### Excerpted records
>>

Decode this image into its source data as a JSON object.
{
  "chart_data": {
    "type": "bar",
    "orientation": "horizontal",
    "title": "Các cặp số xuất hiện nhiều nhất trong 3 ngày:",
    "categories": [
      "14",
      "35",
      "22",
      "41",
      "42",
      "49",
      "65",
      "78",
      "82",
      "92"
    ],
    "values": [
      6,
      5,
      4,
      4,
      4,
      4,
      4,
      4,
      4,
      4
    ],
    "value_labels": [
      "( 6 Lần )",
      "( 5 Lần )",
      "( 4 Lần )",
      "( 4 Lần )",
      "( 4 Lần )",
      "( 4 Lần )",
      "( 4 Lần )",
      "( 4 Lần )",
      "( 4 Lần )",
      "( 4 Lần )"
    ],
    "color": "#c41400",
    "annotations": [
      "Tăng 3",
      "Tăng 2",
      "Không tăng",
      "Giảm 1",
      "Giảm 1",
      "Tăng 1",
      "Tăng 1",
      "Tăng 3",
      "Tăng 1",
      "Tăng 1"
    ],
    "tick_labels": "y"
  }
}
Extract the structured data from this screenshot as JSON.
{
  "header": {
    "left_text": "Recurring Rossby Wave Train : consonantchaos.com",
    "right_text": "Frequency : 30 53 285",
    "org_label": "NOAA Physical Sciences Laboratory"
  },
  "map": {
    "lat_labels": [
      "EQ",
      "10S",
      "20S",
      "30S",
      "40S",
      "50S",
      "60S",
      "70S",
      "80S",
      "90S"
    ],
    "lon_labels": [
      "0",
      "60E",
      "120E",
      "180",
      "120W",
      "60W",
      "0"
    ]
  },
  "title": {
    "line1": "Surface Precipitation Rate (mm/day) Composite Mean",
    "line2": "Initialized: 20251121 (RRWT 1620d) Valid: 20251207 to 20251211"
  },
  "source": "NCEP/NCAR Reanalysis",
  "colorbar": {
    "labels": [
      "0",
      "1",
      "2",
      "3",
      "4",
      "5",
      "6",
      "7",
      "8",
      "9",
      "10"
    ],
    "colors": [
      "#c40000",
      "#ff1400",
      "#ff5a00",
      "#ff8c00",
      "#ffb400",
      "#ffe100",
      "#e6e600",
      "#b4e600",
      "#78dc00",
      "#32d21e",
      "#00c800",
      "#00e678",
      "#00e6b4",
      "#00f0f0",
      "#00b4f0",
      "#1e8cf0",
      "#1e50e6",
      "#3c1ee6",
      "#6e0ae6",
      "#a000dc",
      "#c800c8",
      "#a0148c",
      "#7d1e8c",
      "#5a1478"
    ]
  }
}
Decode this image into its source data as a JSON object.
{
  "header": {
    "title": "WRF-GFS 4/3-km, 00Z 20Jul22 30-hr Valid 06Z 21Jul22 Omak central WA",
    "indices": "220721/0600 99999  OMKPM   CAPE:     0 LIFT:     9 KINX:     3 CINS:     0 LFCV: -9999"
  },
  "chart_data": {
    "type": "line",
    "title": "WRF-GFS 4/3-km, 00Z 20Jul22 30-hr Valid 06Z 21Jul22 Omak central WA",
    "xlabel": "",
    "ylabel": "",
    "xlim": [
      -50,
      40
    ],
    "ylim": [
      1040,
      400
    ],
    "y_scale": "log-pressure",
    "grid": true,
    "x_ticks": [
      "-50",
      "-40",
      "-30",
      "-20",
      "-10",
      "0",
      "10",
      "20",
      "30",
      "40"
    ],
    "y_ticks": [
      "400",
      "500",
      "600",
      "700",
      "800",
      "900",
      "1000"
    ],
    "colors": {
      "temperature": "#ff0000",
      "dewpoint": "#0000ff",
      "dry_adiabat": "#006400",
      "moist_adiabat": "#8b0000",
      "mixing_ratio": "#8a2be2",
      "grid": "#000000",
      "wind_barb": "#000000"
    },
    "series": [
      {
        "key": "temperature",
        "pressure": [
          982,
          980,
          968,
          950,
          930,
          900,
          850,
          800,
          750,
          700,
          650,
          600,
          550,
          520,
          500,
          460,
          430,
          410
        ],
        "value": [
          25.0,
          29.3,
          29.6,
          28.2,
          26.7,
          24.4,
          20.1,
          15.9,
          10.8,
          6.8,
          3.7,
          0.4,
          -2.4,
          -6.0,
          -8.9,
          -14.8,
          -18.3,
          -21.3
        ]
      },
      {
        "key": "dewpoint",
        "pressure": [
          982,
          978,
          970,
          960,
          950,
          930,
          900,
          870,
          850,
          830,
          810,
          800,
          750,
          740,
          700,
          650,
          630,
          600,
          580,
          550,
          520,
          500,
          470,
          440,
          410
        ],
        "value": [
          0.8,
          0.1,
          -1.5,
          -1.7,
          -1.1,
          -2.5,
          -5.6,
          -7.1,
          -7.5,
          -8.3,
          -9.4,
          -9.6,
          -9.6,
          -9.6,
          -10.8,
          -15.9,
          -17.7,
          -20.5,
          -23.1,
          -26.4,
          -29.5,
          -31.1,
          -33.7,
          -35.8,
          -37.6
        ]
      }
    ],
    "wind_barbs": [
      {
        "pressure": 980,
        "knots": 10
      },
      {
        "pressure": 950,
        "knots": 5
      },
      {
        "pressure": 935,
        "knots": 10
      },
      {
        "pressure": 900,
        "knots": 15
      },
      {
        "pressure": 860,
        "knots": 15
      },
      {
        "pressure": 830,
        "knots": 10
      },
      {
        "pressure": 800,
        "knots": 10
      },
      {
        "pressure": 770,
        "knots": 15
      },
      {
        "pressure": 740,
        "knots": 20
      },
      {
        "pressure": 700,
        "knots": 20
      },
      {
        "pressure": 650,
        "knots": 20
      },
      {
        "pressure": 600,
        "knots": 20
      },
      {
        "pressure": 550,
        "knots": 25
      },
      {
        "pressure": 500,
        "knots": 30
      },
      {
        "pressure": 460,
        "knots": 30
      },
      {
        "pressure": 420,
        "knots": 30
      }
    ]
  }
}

<<

### Aim of the exercise
Output each entry precisely as given.

### Solution for this exercise
Decode this image into its source data as a JSON object.
{
  "chart_data": {
    "type": "bar",
    "orientation": "horizontal",
    "title": "Các cặp số xuất hiện nhiều nhất trong 3 ngày:",
    "categories": [
      "14",
      "35",
      "22",
      "41",
      "42",
      "49",
      "65",
      "78",
      "82",
      "92"
    ],
    "values": [
      6,
      5,
      4,
      4,
      4,
      4,
      4,
      4,
      4,
      4
    ],
    "value_labels": [
      "( 6 Lần )",
      "( 5 Lần )",
      "( 4 Lần )",
      "( 4 Lần )",
      "( 4 Lần )",
      "( 4 Lần )",
      "( 4 Lần )",
      "( 4 Lần )",
      "( 4 Lần )",
      "( 4 Lần )"
    ],
    "color": "#c41400",
    "annotations": [
      "Tăng 3",
      "Tăng 2",
      "Không tăng",
      "Giảm 1",
      "Giảm 1",
      "Tăng 1",
      "Tăng 1",
      "Tăng 3",
      "Tăng 1",
      "Tăng 1"
    ],
    "tick_labels": "y"
  }
}
Extract the structured data from this screenshot as JSON.
{
  "header": {
    "left_text": "Recurring Rossby Wave Train : consonantchaos.com",
    "right_text": "Frequency : 30 53 285",
    "org_label": "NOAA Physical Sciences Laboratory"
  },
  "map": {
    "lat_labels": [
      "EQ",
      "10S",
      "20S",
      "30S",
      "40S",
      "50S",
      "60S",
      "70S",
      "80S",
      "90S"
    ],
    "lon_labels": [
      "0",
      "60E",
      "120E",
      "180",
      "120W",
      "60W",
      "0"
    ]
  },
  "title": {
    "line1": "Surface Precipitation Rate (mm/day) Composite Mean",
    "line2": "Initialized: 20251121 (RRWT 1620d) Valid: 20251207 to 20251211"
  },
  "source": "NCEP/NCAR Reanalysis",
  "colorbar": {
    "labels": [
      "0",
      "1",
      "2",
      "3",
      "4",
      "5",
      "6",
      "7",
      "8",
      "9",
      "10"
    ],
    "colors": [
      "#c40000",
      "#ff1400",
      "#ff5a00",
      "#ff8c00",
      "#ffb400",
      "#ffe100",
      "#e6e600",
      "#b4e600",
      "#78dc00",
      "#32d21e",
      "#00c800",
      "#00e678",
      "#00e6b4",
      "#00f0f0",
      "#00b4f0",
      "#1e8cf0",
      "#1e50e6",
      "#3c1ee6",
      "#6e0ae6",
      "#a000dc",
      "#c800c8",
      "#a0148c",
      "#7d1e8c",
      "#5a1478"
    ]
  }
}
Decode this image into its source data as a JSON object.
{
  "header": {
    "title": "WRF-GFS 4/3-km, 00Z 20Jul22 30-hr Valid 06Z 21Jul22 Omak central WA",
    "indices": "220721/0600 99999  OMKPM   CAPE:     0 LIFT:     9 KINX:     3 CINS:     0 LFCV: -9999"
  },
  "chart_data": {
    "type": "line",
    "title": "WRF-GFS 4/3-km, 00Z 20Jul22 30-hr Valid 06Z 21Jul22 Omak central WA",
    "xlabel": "",
    "ylabel": "",
    "xlim": [
      -50,
      40
    ],
    "ylim": [
      1040,
      400
    ],
    "y_scale": "log-pressure",
    "grid": true,
    "x_ticks": [
      "-50",
      "-40",
      "-30",
      "-20",
      "-10",
      "0",
      "10",
      "20",
      "30",
      "40"
    ],
    "y_ticks": [
      "400",
      "500",
      "600",
      "700",
      "800",
      "900",
      "1000"
    ],
    "colors": {
      "temperature": "#ff0000",
      "dewpoint": "#0000ff",
      "dry_adiabat": "#006400",
      "moist_adiabat": "#8b0000",
      "mixing_ratio": "#8a2be2",
      "grid": "#000000",
      "wind_barb": "#000000"
    },
    "series": [
      {
        "key": "temperature",
        "pressure": [
          982,
          980,
          968,
          950,
          930,
          900,
          850,
          800,
          750,
          700,
          650,
          600,
          550,
          520,
          500,
          460,
          430,
          410
        ],
        "value": [
          25.0,
          29.3,
          29.6,
          28.2,
          26.7,
          24.4,
          20.1,
          15.9,
          10.8,
          6.8,
          3.7,
          0.4,
          -2.4,
          -6.0,
          -8.9,
          -14.8,
          -18.3,
          -21.3
        ]
      },
      {
        "key": "dewpoint",
        "pressure": [
          982,
          978,
          970,
          960,
          950,
          930,
          900,
          870,
          850,
          830,
          810,
          800,
          750,
          740,
          700,
          650,
          630,
          600,
          580,
          550,
          520,
          500,
          470,
          440,
          410
        ],
        "value": [
          0.8,
          0.1,
          -1.5,
          -1.7,
          -1.1,
          -2.5,
          -5.6,
          -7.1,
          -7.5,
          -8.3,
          -9.4,
          -9.6,
          -9.6,
          -9.6,
          -10.8,
          -15.9,
          -17.7,
          -20.5,
          -23.1,
          -26.4,
          -29.5,
          -31.1,
          -33.7,
          -35.8,
          -37.6
        ]
      }
    ],
    "wind_barbs": [
      {
        "pressure": 980,
        "knots": 10
      },
      {
        "pressure": 950,
        "knots": 5
      },
      {
        "pressure": 935,
        "knots": 10
      },
      {
        "pressure": 900,
        "knots": 15
      },
      {
        "pressure": 860,
        "knots": 15
      },
      {
        "pressure": 830,
        "knots": 10
      },
      {
        "pressure": 800,
        "knots": 10
      },
      {
        "pressure": 770,
        "knots": 15
      },
      {
        "pressure": 740,
        "knots": 20
      },
      {
        "pressure": 700,
        "knots": 20
      },
      {
        "pressure": 650,
        "knots": 20
      },
      {
        "pressure": 600,
        "knots": 20
      },
      {
        "pressure": 550,
        "knots": 25
      },
      {
        "pressure": 500,
        "knots": 30
      },
      {
        "pressure": 460,
        "knots": 30
      },
      {
        "pressure": 420,
        "knots": 30
      }
    ]
  }
}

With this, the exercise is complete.